■ **Goal**
Of all the lines in this data, how many include "name"? Respond with the number only.

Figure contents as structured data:
◆ ◆ ◆ ◆ ◆

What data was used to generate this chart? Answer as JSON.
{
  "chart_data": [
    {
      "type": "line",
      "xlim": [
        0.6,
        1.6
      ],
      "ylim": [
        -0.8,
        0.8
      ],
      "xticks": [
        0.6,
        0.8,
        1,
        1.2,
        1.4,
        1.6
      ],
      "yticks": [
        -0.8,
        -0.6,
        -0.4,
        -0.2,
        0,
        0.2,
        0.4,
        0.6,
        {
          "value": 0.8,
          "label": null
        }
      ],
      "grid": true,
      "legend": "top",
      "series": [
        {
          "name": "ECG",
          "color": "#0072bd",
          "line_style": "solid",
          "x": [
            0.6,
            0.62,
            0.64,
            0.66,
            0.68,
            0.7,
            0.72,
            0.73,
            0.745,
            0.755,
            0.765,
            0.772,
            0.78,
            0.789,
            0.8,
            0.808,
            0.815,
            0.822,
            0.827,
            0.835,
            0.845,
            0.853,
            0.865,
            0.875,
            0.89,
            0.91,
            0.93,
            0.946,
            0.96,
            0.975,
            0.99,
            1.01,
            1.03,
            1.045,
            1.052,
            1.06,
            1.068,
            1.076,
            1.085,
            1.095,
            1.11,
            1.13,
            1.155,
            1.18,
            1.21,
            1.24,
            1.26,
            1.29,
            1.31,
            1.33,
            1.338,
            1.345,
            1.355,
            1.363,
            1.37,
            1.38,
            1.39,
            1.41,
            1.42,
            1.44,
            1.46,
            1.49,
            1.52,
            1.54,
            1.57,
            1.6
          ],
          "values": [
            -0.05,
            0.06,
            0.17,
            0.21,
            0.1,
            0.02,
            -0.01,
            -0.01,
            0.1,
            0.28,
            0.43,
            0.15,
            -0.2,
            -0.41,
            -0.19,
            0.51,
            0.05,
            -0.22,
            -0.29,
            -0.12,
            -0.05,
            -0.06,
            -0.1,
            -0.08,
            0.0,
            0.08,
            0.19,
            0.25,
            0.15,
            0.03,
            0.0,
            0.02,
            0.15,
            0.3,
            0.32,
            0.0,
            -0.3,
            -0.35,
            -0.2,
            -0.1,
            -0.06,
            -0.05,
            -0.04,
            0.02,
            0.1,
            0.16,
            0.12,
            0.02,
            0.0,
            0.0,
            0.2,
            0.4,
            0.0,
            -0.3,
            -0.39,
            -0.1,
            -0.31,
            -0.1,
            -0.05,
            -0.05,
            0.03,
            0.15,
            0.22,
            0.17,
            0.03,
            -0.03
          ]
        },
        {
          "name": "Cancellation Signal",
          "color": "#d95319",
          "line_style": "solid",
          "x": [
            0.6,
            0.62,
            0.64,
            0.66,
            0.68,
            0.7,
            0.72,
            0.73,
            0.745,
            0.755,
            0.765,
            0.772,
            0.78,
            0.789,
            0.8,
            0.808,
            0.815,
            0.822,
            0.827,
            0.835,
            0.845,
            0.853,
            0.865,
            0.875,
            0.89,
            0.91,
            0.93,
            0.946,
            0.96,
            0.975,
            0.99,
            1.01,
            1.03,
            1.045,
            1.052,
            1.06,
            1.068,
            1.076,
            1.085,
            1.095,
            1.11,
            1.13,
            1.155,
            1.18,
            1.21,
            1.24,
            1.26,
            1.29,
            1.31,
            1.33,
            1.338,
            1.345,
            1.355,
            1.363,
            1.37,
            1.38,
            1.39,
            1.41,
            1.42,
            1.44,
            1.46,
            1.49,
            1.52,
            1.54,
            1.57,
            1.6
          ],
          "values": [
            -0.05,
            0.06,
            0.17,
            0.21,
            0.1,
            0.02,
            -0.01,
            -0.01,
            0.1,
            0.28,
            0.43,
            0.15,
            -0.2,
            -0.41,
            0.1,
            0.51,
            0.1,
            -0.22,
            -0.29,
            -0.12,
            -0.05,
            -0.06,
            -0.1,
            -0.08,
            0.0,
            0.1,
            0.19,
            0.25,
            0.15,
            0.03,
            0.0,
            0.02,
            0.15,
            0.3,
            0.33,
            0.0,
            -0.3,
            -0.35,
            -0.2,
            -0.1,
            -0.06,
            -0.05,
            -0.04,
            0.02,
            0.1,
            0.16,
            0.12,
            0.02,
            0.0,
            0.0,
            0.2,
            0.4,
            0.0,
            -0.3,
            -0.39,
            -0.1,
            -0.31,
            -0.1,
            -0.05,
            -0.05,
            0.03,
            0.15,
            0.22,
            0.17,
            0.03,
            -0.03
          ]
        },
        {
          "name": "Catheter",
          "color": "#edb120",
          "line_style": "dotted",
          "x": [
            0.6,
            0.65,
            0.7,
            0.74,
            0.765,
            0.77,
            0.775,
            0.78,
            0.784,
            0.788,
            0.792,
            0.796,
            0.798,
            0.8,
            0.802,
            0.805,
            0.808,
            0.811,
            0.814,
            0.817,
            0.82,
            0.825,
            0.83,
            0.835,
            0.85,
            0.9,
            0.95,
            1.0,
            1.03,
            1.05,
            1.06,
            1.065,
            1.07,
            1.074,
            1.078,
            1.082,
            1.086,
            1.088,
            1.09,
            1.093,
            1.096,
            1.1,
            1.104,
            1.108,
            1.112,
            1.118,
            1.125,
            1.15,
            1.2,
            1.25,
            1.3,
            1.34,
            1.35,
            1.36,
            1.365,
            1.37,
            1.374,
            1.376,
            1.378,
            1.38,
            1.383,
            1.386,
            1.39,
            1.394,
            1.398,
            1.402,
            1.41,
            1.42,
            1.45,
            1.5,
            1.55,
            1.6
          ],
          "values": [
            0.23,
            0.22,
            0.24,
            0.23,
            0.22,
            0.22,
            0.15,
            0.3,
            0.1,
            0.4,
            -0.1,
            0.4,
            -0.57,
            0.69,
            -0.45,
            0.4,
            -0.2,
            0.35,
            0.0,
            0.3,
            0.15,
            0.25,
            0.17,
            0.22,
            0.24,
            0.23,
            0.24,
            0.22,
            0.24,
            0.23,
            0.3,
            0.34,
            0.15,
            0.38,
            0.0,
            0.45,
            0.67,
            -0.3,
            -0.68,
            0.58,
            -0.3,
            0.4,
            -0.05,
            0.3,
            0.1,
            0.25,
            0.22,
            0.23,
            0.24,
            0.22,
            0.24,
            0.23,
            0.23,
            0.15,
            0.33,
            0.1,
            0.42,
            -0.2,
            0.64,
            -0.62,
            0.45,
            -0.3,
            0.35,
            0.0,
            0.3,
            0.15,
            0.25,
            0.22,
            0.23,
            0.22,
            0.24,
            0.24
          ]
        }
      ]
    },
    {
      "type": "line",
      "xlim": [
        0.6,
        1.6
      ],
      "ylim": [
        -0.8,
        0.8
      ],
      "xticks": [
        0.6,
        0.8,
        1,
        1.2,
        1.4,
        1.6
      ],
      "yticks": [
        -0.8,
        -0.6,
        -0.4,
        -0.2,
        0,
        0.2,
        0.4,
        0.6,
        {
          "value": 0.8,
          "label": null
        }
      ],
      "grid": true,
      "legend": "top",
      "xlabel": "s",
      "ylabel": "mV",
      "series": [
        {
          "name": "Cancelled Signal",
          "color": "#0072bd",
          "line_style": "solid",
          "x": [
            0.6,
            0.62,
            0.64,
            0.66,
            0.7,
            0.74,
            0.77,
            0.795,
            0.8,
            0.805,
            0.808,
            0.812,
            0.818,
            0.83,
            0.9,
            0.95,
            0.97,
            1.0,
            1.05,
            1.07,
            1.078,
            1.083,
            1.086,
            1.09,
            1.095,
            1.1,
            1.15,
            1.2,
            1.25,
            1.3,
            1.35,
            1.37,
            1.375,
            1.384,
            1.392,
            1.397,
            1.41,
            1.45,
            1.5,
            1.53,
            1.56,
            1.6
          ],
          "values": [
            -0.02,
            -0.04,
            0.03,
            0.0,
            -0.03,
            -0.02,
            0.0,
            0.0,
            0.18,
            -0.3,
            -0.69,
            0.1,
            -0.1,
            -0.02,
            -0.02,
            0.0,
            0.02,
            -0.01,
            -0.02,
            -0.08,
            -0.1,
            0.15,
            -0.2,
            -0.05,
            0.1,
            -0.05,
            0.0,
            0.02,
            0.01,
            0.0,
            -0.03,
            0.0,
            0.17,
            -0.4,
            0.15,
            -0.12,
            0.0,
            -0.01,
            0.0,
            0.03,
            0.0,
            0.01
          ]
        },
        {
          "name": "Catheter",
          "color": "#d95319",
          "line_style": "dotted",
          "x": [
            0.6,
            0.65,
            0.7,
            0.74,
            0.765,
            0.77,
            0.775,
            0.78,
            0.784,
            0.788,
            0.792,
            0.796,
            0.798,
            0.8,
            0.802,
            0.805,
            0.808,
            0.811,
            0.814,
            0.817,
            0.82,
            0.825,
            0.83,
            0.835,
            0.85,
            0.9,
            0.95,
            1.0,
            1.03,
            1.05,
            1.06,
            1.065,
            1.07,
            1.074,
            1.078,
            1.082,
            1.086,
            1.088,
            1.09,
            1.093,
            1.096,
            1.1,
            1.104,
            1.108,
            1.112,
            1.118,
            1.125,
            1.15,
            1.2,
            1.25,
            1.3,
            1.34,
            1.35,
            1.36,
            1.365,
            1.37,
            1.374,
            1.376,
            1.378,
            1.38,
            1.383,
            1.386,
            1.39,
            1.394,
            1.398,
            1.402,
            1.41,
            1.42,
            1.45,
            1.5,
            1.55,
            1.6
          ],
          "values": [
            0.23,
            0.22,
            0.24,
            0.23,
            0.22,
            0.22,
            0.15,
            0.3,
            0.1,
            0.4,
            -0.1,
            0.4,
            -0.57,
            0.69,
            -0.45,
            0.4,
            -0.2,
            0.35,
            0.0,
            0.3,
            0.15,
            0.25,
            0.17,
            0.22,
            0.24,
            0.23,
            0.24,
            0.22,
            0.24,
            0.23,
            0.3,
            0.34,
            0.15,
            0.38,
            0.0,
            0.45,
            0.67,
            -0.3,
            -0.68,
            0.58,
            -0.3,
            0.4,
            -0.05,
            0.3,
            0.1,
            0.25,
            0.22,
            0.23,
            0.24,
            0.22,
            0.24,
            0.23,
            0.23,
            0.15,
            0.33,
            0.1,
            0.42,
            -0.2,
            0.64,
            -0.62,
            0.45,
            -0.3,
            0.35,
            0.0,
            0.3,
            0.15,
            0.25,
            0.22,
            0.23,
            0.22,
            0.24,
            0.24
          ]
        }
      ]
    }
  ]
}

◆ ◆ ◆ ◆ ◆

■ **Task response**
5